:: REQUEST ::
Retype each record shown below, leaving every character as it is.
#### PROVIDED INFORMATION ####
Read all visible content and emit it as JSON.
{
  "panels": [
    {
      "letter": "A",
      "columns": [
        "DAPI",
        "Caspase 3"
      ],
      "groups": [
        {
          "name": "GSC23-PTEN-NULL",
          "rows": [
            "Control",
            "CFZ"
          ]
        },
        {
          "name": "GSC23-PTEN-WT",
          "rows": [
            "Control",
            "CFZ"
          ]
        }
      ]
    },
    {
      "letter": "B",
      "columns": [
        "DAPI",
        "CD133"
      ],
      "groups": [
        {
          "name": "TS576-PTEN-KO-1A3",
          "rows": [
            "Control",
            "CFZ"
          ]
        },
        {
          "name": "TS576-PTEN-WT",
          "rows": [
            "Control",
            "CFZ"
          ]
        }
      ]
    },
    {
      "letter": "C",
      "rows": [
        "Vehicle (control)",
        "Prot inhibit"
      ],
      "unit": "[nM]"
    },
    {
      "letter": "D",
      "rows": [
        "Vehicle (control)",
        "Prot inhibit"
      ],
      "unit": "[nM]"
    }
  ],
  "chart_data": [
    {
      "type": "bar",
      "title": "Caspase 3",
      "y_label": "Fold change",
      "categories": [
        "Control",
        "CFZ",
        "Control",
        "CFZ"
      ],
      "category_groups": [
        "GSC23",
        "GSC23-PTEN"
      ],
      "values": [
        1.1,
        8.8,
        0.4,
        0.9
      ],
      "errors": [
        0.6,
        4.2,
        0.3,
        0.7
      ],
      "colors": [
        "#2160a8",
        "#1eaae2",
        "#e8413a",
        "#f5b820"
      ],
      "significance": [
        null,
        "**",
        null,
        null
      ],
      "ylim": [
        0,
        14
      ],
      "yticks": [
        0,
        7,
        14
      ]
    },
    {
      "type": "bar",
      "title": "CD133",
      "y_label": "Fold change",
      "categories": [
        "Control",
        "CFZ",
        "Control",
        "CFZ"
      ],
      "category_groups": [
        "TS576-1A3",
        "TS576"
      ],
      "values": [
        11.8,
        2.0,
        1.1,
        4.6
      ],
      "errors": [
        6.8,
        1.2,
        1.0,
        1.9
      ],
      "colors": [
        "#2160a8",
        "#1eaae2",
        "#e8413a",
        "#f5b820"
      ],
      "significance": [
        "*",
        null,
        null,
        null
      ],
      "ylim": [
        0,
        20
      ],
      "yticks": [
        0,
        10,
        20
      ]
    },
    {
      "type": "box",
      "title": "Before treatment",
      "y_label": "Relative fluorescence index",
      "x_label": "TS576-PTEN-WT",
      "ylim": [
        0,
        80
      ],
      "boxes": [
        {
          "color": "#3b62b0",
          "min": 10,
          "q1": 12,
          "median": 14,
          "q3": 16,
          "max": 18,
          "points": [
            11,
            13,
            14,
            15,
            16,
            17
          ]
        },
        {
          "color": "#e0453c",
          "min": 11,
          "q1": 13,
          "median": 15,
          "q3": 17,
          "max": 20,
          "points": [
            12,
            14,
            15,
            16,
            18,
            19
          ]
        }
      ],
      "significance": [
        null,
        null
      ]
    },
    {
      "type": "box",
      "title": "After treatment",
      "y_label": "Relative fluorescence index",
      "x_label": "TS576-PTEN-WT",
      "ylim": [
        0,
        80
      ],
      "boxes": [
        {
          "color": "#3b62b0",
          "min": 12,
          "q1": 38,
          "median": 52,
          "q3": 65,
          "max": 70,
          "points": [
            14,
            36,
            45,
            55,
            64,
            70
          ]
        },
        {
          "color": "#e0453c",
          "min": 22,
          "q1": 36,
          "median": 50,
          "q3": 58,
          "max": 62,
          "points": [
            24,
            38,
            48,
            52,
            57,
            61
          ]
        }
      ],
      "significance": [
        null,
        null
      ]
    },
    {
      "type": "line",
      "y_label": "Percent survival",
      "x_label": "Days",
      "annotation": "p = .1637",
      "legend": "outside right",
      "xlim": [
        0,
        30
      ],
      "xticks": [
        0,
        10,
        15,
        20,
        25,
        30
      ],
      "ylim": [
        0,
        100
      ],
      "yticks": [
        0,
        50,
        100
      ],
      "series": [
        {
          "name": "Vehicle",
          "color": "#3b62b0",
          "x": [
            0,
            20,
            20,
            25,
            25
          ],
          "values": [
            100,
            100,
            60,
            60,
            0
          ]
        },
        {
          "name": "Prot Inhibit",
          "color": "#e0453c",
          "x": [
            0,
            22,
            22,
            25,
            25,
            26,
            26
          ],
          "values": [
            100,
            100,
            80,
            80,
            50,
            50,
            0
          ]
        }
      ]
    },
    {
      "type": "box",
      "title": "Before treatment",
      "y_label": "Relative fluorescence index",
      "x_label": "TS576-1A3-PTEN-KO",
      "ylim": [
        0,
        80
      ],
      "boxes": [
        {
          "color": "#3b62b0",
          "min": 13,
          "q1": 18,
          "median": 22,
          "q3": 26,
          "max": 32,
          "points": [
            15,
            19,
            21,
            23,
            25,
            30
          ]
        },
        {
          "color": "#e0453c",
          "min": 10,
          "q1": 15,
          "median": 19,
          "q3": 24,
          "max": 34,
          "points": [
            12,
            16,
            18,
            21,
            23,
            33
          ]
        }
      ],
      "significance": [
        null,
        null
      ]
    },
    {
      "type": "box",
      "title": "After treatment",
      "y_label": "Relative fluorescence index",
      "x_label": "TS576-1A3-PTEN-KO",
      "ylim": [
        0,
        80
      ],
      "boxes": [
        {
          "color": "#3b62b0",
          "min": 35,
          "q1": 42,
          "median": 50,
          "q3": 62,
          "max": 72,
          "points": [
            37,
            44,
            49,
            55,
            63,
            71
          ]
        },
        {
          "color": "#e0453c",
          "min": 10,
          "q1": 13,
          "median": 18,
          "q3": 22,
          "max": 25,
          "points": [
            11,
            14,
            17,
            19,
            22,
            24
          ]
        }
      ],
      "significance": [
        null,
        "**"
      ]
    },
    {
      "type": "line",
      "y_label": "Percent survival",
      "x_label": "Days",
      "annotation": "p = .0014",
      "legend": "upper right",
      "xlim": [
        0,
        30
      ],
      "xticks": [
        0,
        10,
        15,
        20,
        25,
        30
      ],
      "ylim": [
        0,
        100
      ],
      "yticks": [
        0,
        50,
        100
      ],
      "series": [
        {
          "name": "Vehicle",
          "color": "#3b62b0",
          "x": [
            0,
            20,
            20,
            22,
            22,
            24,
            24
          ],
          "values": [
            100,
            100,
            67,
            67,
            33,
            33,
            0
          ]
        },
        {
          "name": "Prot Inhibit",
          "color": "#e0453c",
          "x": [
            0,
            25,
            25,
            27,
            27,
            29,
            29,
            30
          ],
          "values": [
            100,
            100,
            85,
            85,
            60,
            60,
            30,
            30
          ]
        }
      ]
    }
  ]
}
####
:: TASK OUTPUT ::
Read all visible content and emit it as JSON.
{
  "panels": [
    {
      "letter": "A",
      "columns": [
        "DAPI",
        "Caspase 3"
      ],
      "groups": [
        {
          "name": "GSC23-PTEN-NULL",
          "rows": [
            "Control",
            "CFZ"
          ]
        },
        {
          "name": "GSC23-PTEN-WT",
          "rows": [
            "Control",
            "CFZ"
          ]
        }
      ]
    },
    {
      "letter": "B",
      "columns": [
        "DAPI",
        "CD133"
      ],
      "groups": [
        {
          "name": "TS576-PTEN-KO-1A3",
          "rows": [
            "Control",
            "CFZ"
          ]
        },
        {
          "name": "TS576-PTEN-WT",
          "rows": [
            "Control",
            "CFZ"
          ]
        }
      ]
    },
    {
      "letter": "C",
      "rows": [
        "Vehicle (control)",
        "Prot inhibit"
      ],
      "unit": "[nM]"
    },
    {
      "letter": "D",
      "rows": [
        "Vehicle (control)",
        "Prot inhibit"
      ],
      "unit": "[nM]"
    }
  ],
  "chart_data": [
    {
      "type": "bar",
      "title": "Caspase 3",
      "y_label": "Fold change",
      "categories": [
        "Control",
        "CFZ",
        "Control",
        "CFZ"
      ],
      "category_groups": [
        "GSC23",
        "GSC23-PTEN"
      ],
      "values": [
        1.1,
        8.8,
        0.4,
        0.9
      ],
      "errors": [
        0.6,
        4.2,
        0.3,
        0.7
      ],
      "colors": [
        "#2160a8",
        "#1eaae2",
        "#e8413a",
        "#f5b820"
      ],
      "significance": [
        null,
        "**",
        null,
        null
      ],
      "ylim": [
        0,
        14
      ],
      "yticks": [
        0,
        7,
        14
      ]
    },
    {
      "type": "bar",
      "title": "CD133",
      "y_label": "Fold change",
      "categories": [
        "Control",
        "CFZ",
        "Control",
        "CFZ"
      ],
      "category_groups": [
        "TS576-1A3",
        "TS576"
      ],
      "values": [
        11.8,
        2.0,
        1.1,
        4.6
      ],
      "errors": [
        6.8,
        1.2,
        1.0,
        1.9
      ],
      "colors": [
        "#2160a8",
        "#1eaae2",
        "#e8413a",
        "#f5b820"
      ],
      "significance": [
        "*",
        null,
        null,
        null
      ],
      "ylim": [
        0,
        20
      ],
      "yticks": [
        0,
        10,
        20
      ]
    },
    {
      "type": "box",
      "title": "Before treatment",
      "y_label": "Relative fluorescence index",
      "x_label": "TS576-PTEN-WT",
      "ylim": [
        0,
        80
      ],
      "boxes": [
        {
          "color": "#3b62b0",
          "min": 10,
          "q1": 12,
          "median": 14,
          "q3": 16,
          "max": 18,
          "points": [
            11,
            13,
            14,
            15,
            16,
            17
          ]
        },
        {
          "color": "#e0453c",
          "min": 11,
          "q1": 13,
          "median": 15,
          "q3": 17,
          "max": 20,
          "points": [
            12,
            14,
            15,
            16,
            18,
            19
          ]
        }
      ],
      "significance": [
        null,
        null
      ]
    },
    {
      "type": "box",
      "title": "After treatment",
      "y_label": "Relative fluorescence index",
      "x_label": "TS576-PTEN-WT",
      "ylim": [
        0,
        80
      ],
      "boxes": [
        {
          "color": "#3b62b0",
          "min": 12,
          "q1": 38,
          "median": 52,
          "q3": 65,
          "max": 70,
          "points": [
            14,
            36,
            45,
            55,
            64,
            70
          ]
        },
        {
          "color": "#e0453c",
          "min": 22,
          "q1": 36,
          "median": 50,
          "q3": 58,
          "max": 62,
          "points": [
            24,
            38,
            48,
            52,
            57,
            61
          ]
        }
      ],
      "significance": [
        null,
        null
      ]
    },
    {
      "type": "line",
      "y_label": "Percent survival",
      "x_label": "Days",
      "annotation": "p = .1637",
      "legend": "outside right",
      "xlim": [
        0,
        30
      ],
      "xticks": [
        0,
        10,
        15,
        20,
        25,
        30
      ],
      "ylim": [
        0,
        100
      ],
      "yticks": [
        0,
        50,
        100
      ],
      "series": [
        {
          "name": "Vehicle",
          "color": "#3b62b0",
          "x": [
            0,
            20,
            20,
            25,
            25
          ],
          "values": [
            100,
            100,
            60,
            60,
            0
          ]
        },
        {
          "name": "Prot Inhibit",
          "color": "#e0453c",
          "x": [
            0,
            22,
            22,
            25,
            25,
            26,
            26
          ],
          "values": [
            100,
            100,
            80,
            80,
            50,
            50,
            0
          ]
        }
      ]
    },
    {
      "type": "box",
      "title": "Before treatment",
      "y_label": "Relative fluorescence index",
      "x_label": "TS576-1A3-PTEN-KO",
      "ylim": [
        0,
        80
      ],
      "boxes": [
        {
          "color": "#3b62b0",
          "min": 13,
          "q1": 18,
          "median": 22,
          "q3": 26,
          "max": 32,
          "points": [
            15,
            19,
            21,
            23,
            25,
            30
          ]
        },
        {
          "color": "#e0453c",
          "min": 10,
          "q1": 15,
          "median": 19,
          "q3": 24,
          "max": 34,
          "points": [
            12,
            16,
            18,
            21,
            23,
            33
          ]
        }
      ],
      "significance": [
        null,
        null
      ]
    },
    {
      "type": "box",
      "title": "After treatment",
      "y_label": "Relative fluorescence index",
      "x_label": "TS576-1A3-PTEN-KO",
      "ylim": [
        0,
        80
      ],
      "boxes": [
        {
          "color": "#3b62b0",
          "min": 35,
          "q1": 42,
          "median": 50,
          "q3": 62,
          "max": 72,
          "points": [
            37,
            44,
            49,
            55,
            63,
            71
          ]
        },
        {
          "color": "#e0453c",
          "min": 10,
          "q1": 13,
          "median": 18,
          "q3": 22,
          "max": 25,
          "points": [
            11,
            14,
            17,
            19,
            22,
            24
          ]
        }
      ],
      "significance": [
        null,
        "**"
      ]
    },
    {
      "type": "line",
      "y_label": "Percent survival",
      "x_label": "Days",
      "annotation": "p = .0014",
      "legend": "upper right",
      "xlim": [
        0,
        30
      ],
      "xticks": [
        0,
        10,
        15,
        20,
        25,
        30
      ],
      "ylim": [
        0,
        100
      ],
      "yticks": [
        0,
        50,
        100
      ],
      "series": [
        {
          "name": "Vehicle",
          "color": "#3b62b0",
          "x": [
            0,
            20,
            20,
            22,
            22,
            24,
            24
          ],
          "values": [
            100,
            100,
            67,
            67,
            33,
            33,
            0
          ]
        },
        {
          "name": "Prot Inhibit",
          "color": "#e0453c",
          "x": [
            0,
            25,
            25,
            27,
            27,
            29,
            29,
            30
          ],
          "values": [
            100,
            100,
            85,
            85,
            60,
            60,
            30,
            30
          ]
        }
      ]
    }
  ]
}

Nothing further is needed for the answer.